- Source data
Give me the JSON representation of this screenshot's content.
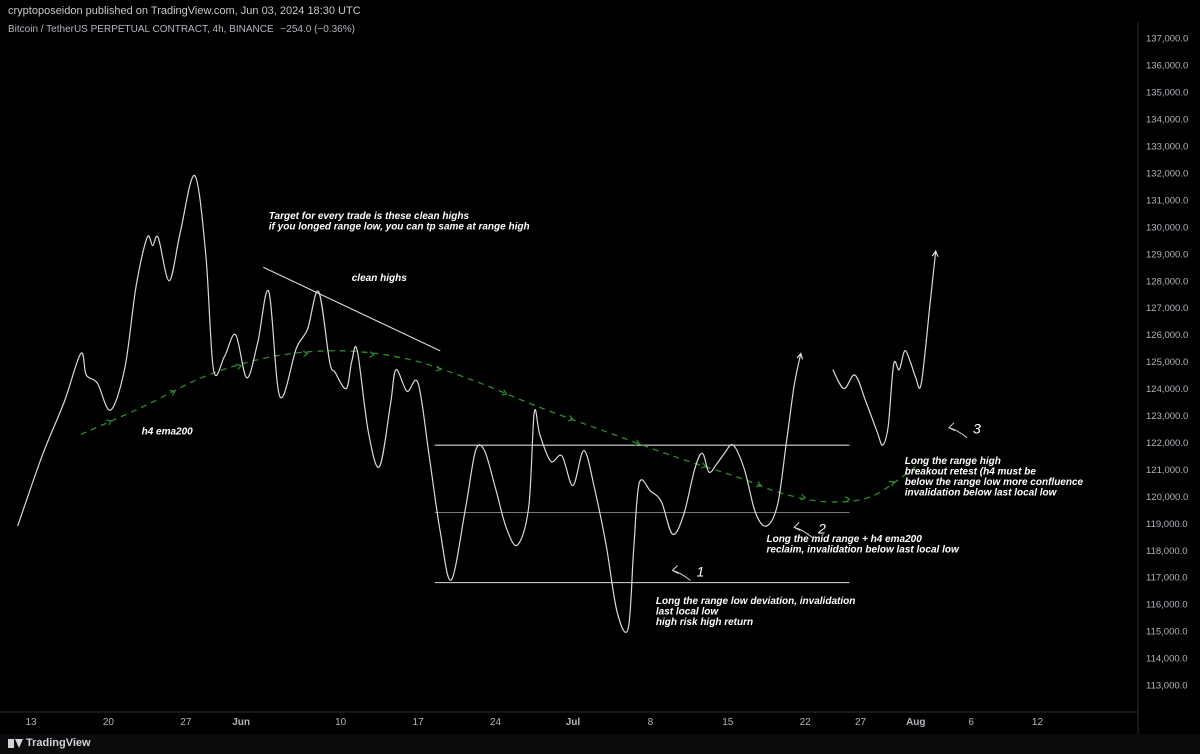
{
  "header": {
    "publisher": "cryptoposeidon published on TradingView.com, Jun 03, 2024 18:30 UTC",
    "symbol": "Bitcoin / TetherUS PERPETUAL CONTRACT, 4h, BINANCE",
    "change": "−254.0 (−0.36%)"
  },
  "footer": {
    "brand": "TradingView"
  },
  "chart_data": {
    "type": "line",
    "title": "",
    "xlabel": "",
    "ylabel": "",
    "ylim": [
      112000,
      137600
    ],
    "y_ticks": [
      113000,
      114000,
      115000,
      116000,
      117000,
      118000,
      119000,
      120000,
      121000,
      122000,
      123000,
      124000,
      125000,
      126000,
      127000,
      128000,
      129000,
      130000,
      131000,
      132000,
      133000,
      134000,
      135000,
      136000,
      137000
    ],
    "y_tick_labels": [
      "113,000.0",
      "114,000.0",
      "115,000.0",
      "116,000.0",
      "117,000.0",
      "118,000.0",
      "119,000.0",
      "120,000.0",
      "121,000.0",
      "122,000.0",
      "123,000.0",
      "124,000.0",
      "125,000.0",
      "126,000.0",
      "127,000.0",
      "128,000.0",
      "129,000.0",
      "130,000.0",
      "131,000.0",
      "132,000.0",
      "133,000.0",
      "134,000.0",
      "135,000.0",
      "136,000.0",
      "137,000.0"
    ],
    "x_ticks": [
      {
        "label": "13",
        "day": 0
      },
      {
        "label": "20",
        "day": 7
      },
      {
        "label": "27",
        "day": 14
      },
      {
        "label": "Jun",
        "day": 19
      },
      {
        "label": "10",
        "day": 28
      },
      {
        "label": "17",
        "day": 35
      },
      {
        "label": "24",
        "day": 42
      },
      {
        "label": "Jul",
        "day": 49
      },
      {
        "label": "8",
        "day": 56
      },
      {
        "label": "15",
        "day": 63
      },
      {
        "label": "22",
        "day": 70
      },
      {
        "label": "27",
        "day": 75
      },
      {
        "label": "Aug",
        "day": 80
      },
      {
        "label": "6",
        "day": 85
      },
      {
        "label": "12",
        "day": 91
      }
    ],
    "x_bold_labels": [
      "Jun",
      "Jul",
      "Aug"
    ],
    "series": [
      {
        "color": "#d9d9d9",
        "segments": [
          [
            [
              -1.2,
              118900
            ],
            [
              1,
              121500
            ],
            [
              3,
              123500
            ],
            [
              4.5,
              125300
            ],
            [
              5,
              124500
            ],
            [
              6,
              124200
            ],
            [
              7.2,
              123200
            ],
            [
              8.5,
              124800
            ],
            [
              9.5,
              127800
            ],
            [
              10.5,
              129600
            ],
            [
              11,
              129300
            ],
            [
              11.5,
              129600
            ],
            [
              12.5,
              128000
            ],
            [
              13.5,
              129800
            ],
            [
              14.8,
              131900
            ],
            [
              15.8,
              129000
            ],
            [
              16.5,
              124700
            ],
            [
              17.5,
              125200
            ],
            [
              18.5,
              126000
            ],
            [
              19.5,
              124400
            ],
            [
              20.5,
              125700
            ],
            [
              21.5,
              127600
            ],
            [
              22.5,
              123700
            ],
            [
              24,
              125500
            ],
            [
              25,
              126200
            ],
            [
              26,
              127600
            ],
            [
              27,
              125000
            ],
            [
              27.5,
              124600
            ],
            [
              28.5,
              124000
            ],
            [
              29,
              125000
            ],
            [
              29.5,
              125400
            ],
            [
              30.5,
              122400
            ],
            [
              31.5,
              121100
            ],
            [
              32.5,
              123400
            ],
            [
              33,
              124700
            ],
            [
              34,
              123900
            ],
            [
              35,
              124200
            ],
            [
              36,
              121500
            ],
            [
              37,
              118700
            ],
            [
              38,
              116900
            ],
            [
              39.3,
              119600
            ],
            [
              40.2,
              121700
            ],
            [
              41,
              121700
            ],
            [
              42,
              120300
            ],
            [
              43,
              118800
            ],
            [
              44,
              118200
            ],
            [
              45,
              119600
            ],
            [
              45.5,
              123100
            ],
            [
              46,
              122300
            ],
            [
              47,
              121300
            ],
            [
              48,
              121500
            ],
            [
              49,
              120400
            ],
            [
              50,
              121700
            ],
            [
              51,
              120200
            ],
            [
              52,
              118200
            ],
            [
              53,
              115700
            ],
            [
              54,
              115100
            ],
            [
              54.5,
              118100
            ],
            [
              55,
              120500
            ],
            [
              56,
              120200
            ],
            [
              57,
              119800
            ],
            [
              58,
              118600
            ],
            [
              59,
              119300
            ],
            [
              60,
              121000
            ],
            [
              60.7,
              121600
            ],
            [
              61.3,
              120900
            ],
            [
              62,
              121200
            ],
            [
              62.7,
              121600
            ],
            [
              63.5,
              121900
            ],
            [
              64.5,
              121000
            ],
            [
              65.5,
              119400
            ],
            [
              66.5,
              118900
            ],
            [
              67.5,
              119700
            ],
            [
              68.3,
              122000
            ],
            [
              69,
              124100
            ],
            [
              69.6,
              125300
            ]
          ],
          [
            [
              72.5,
              124700
            ],
            [
              73.5,
              124000
            ],
            [
              74.5,
              124500
            ],
            [
              75.5,
              123500
            ],
            [
              76.5,
              122400
            ],
            [
              77,
              121900
            ],
            [
              77.5,
              122600
            ],
            [
              78,
              124900
            ],
            [
              78.5,
              124700
            ],
            [
              79,
              125400
            ],
            [
              79.5,
              125000
            ],
            [
              80,
              124400
            ],
            [
              80.5,
              124200
            ],
            [
              81.3,
              127200
            ],
            [
              81.8,
              129100
            ]
          ]
        ]
      }
    ],
    "ema200": {
      "label": "h4 ema200",
      "color": "#2d8a2d",
      "points": [
        [
          4.5,
          122300
        ],
        [
          10,
          123300
        ],
        [
          16,
          124500
        ],
        [
          22,
          125200
        ],
        [
          28,
          125400
        ],
        [
          34,
          125100
        ],
        [
          40,
          124300
        ],
        [
          46,
          123300
        ],
        [
          52,
          122400
        ],
        [
          58,
          121500
        ],
        [
          64,
          120700
        ],
        [
          68,
          120100
        ],
        [
          72,
          119800
        ],
        [
          76,
          120000
        ],
        [
          80,
          121100
        ]
      ]
    },
    "levels": [
      {
        "name": "range-high",
        "value": 121900,
        "from_day": 36.5,
        "to_day": 74
      },
      {
        "name": "mid-range",
        "value": 119400,
        "from_day": 36.5,
        "to_day": 74
      },
      {
        "name": "range-low",
        "value": 116800,
        "from_day": 36.5,
        "to_day": 74
      }
    ],
    "trendline": {
      "from": [
        21,
        128500
      ],
      "to": [
        37,
        125400
      ]
    },
    "annotations": [
      {
        "name": "target-note",
        "lines": [
          "Target for every trade is these clean highs",
          "if you longed range low, you can tp same at range high"
        ],
        "day": 21.5,
        "value": 130300
      },
      {
        "name": "clean-highs-label",
        "lines": [
          "clean highs"
        ],
        "day": 29,
        "value": 128000
      },
      {
        "name": "ema200-label",
        "lines": [
          "h4 ema200"
        ],
        "day": 10,
        "value": 122300
      },
      {
        "name": "trade-1-note",
        "lines": [
          "Long the range low deviation, invalidation",
          "last local low",
          "high risk high return"
        ],
        "day": 56.5,
        "value": 116000
      },
      {
        "name": "trade-2-note",
        "lines": [
          "Long the mid range + h4 ema200",
          "reclaim, invalidation below last local low"
        ],
        "day": 66.5,
        "value": 118300
      },
      {
        "name": "trade-3-note",
        "lines": [
          "Long the range high",
          "breakout retest (h4 must be",
          "below the range low more confluence",
          "invalidation below last local low"
        ],
        "day": 79,
        "value": 121200
      }
    ],
    "markers": [
      {
        "label": "1",
        "day": 58,
        "value": 117100
      },
      {
        "label": "2",
        "day": 69,
        "value": 118700
      },
      {
        "label": "3",
        "day": 83,
        "value": 122400
      }
    ]
  }
}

- Your goal
Reproduce each line of the material containing the word "local".

- Task solution
          "last local low",
          "reclaim, invalidation below last local low"
          "invalidation below last local low"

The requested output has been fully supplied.